## Written problem
Of all the lines in the material below, how many include the string "JSON"? Give the number only.

[Start Data extract]

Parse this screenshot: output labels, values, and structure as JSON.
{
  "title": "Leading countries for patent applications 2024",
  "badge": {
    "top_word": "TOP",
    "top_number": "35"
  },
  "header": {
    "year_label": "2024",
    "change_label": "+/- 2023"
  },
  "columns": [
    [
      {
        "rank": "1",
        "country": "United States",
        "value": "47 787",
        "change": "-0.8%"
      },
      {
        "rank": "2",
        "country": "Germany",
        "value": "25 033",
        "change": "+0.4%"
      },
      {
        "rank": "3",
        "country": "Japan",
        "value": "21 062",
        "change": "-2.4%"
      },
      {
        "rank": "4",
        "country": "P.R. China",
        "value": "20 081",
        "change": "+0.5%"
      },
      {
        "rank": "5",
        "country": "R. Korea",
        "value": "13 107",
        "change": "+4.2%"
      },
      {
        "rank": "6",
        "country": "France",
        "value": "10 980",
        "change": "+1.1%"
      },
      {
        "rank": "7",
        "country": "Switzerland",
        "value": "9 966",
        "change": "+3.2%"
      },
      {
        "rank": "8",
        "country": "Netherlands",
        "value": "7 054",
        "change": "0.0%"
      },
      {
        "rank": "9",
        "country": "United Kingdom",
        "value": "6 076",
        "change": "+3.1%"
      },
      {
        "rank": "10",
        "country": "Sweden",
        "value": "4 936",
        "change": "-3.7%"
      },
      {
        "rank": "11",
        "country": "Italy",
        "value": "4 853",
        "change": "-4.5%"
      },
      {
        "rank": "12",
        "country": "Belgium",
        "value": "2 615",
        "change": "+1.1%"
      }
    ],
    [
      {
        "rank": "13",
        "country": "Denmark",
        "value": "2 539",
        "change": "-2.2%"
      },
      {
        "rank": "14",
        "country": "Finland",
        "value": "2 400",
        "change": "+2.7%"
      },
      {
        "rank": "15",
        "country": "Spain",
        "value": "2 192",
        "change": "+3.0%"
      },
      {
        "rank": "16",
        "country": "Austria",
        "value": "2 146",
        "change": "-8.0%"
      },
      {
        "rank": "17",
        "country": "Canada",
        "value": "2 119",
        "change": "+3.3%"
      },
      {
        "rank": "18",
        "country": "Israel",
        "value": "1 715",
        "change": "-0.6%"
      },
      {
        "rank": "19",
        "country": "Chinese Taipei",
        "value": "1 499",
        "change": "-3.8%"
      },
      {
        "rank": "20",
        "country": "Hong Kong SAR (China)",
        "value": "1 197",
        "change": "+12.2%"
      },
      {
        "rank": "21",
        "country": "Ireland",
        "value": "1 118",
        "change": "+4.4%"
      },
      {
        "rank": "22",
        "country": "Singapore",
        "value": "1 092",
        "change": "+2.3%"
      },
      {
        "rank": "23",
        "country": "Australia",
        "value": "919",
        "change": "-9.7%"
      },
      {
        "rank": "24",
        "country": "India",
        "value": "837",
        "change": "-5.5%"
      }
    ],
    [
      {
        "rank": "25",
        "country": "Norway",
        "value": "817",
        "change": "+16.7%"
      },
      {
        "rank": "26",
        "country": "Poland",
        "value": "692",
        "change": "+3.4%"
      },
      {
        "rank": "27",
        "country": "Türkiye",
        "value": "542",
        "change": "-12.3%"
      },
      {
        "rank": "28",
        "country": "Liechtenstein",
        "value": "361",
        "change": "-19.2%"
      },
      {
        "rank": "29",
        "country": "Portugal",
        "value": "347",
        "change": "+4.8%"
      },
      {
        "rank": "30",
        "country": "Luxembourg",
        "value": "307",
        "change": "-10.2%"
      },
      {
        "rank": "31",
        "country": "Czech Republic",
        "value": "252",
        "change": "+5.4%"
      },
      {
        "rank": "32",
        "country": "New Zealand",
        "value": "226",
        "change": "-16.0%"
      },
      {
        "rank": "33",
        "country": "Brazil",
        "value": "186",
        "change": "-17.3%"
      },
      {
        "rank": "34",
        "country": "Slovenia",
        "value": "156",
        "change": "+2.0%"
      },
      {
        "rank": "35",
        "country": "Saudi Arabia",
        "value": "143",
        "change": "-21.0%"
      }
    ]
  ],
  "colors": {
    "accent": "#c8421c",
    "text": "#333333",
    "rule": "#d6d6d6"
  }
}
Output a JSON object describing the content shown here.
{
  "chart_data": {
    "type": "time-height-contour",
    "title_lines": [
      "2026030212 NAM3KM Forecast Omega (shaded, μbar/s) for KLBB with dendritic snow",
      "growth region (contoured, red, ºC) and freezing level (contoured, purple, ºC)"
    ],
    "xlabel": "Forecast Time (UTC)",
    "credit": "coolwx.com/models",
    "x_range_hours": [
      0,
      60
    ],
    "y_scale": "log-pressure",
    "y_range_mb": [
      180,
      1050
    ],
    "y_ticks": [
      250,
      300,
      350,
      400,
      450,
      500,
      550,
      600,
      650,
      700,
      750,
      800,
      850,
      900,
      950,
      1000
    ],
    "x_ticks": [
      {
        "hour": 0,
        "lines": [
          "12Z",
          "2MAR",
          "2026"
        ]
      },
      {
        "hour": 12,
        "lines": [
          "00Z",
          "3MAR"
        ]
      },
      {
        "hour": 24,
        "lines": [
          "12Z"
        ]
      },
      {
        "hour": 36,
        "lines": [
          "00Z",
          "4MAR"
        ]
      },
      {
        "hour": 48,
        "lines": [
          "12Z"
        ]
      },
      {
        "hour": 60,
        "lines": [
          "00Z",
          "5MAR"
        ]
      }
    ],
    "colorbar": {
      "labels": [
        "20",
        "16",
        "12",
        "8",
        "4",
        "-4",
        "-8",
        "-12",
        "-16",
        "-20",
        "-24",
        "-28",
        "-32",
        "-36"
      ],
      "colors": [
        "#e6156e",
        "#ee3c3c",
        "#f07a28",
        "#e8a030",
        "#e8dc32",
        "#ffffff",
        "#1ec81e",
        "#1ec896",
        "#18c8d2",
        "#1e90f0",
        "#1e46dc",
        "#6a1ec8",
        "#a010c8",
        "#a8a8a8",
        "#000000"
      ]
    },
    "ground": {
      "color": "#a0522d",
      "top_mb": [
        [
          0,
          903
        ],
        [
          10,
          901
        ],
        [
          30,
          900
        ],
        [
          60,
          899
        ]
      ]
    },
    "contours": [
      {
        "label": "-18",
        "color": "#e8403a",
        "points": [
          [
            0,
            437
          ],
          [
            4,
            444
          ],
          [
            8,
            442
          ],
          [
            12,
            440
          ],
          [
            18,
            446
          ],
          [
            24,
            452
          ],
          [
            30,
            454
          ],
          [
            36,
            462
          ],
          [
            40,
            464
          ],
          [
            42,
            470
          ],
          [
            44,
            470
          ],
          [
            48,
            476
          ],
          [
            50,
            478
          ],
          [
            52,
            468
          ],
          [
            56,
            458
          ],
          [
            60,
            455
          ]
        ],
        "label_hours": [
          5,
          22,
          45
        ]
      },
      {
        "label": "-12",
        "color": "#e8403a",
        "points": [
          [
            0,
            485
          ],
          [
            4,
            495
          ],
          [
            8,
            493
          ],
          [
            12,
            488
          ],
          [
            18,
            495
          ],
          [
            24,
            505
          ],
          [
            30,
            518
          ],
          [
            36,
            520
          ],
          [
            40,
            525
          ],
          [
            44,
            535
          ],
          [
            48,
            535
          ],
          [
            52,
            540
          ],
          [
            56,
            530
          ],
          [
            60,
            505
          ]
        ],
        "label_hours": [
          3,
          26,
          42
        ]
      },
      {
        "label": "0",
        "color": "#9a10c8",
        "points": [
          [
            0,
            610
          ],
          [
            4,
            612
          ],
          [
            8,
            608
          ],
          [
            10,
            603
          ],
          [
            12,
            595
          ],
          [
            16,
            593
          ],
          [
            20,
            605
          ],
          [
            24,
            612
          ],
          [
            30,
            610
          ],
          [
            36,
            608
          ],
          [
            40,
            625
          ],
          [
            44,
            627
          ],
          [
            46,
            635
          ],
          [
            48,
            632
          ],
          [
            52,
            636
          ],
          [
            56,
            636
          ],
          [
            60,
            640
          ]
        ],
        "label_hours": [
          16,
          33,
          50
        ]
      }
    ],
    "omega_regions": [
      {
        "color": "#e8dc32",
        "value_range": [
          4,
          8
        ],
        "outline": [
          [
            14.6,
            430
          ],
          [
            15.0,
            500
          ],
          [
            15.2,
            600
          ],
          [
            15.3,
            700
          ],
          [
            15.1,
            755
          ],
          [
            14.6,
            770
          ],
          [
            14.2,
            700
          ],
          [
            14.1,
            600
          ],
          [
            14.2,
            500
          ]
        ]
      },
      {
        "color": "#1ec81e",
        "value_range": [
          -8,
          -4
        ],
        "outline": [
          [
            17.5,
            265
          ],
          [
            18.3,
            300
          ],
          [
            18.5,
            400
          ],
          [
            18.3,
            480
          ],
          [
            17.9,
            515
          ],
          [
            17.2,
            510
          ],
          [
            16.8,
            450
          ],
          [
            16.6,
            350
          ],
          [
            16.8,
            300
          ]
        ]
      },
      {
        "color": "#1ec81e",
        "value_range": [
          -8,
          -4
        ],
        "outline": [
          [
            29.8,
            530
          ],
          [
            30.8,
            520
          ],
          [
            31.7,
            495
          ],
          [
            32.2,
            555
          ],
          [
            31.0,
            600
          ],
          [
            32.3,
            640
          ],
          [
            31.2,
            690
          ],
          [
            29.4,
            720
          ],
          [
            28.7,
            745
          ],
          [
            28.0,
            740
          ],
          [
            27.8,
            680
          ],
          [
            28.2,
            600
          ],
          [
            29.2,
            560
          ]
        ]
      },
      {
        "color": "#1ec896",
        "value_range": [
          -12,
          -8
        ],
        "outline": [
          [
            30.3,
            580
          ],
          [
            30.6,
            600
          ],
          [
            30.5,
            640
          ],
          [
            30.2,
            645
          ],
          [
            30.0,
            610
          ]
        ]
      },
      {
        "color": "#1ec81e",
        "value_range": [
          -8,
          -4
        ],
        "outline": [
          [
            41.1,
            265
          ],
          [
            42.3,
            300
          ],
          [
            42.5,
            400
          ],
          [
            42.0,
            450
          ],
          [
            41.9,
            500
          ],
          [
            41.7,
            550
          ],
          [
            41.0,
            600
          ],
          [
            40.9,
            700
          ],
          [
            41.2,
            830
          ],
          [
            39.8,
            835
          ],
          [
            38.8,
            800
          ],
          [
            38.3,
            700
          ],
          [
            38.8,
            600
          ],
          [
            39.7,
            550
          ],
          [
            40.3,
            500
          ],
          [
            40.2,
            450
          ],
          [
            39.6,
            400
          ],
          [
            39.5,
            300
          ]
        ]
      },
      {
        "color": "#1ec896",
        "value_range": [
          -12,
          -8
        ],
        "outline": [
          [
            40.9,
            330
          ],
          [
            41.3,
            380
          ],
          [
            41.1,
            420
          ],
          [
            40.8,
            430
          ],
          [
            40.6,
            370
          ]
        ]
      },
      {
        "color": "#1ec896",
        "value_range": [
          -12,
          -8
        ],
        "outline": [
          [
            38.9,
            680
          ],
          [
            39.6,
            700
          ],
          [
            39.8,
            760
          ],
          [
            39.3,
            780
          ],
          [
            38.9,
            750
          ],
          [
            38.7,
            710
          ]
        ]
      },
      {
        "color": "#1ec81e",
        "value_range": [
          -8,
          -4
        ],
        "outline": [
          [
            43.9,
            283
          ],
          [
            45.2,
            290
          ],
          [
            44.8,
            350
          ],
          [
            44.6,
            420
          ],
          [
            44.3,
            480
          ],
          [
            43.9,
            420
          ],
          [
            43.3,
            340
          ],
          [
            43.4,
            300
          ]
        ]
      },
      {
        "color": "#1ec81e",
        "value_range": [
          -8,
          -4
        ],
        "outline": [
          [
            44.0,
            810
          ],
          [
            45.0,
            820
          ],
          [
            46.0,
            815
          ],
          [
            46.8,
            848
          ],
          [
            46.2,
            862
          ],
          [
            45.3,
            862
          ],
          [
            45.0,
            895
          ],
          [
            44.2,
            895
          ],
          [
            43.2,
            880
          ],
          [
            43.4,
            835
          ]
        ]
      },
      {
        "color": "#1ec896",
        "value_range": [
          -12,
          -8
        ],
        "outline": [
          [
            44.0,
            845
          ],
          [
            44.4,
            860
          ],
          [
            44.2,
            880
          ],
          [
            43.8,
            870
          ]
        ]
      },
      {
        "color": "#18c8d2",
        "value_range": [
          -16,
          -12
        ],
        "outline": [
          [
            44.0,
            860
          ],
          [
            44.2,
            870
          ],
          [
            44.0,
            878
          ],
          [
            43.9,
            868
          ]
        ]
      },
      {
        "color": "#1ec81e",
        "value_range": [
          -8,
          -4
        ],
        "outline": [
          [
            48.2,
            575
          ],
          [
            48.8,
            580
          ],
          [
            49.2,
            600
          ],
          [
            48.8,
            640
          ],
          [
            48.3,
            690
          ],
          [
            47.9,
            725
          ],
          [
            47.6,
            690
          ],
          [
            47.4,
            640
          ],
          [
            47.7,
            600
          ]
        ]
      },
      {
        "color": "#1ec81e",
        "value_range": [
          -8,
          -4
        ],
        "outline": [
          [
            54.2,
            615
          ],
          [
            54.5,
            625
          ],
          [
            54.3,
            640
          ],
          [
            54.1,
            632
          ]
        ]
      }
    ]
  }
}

[End Data extract]

## Correct answer
2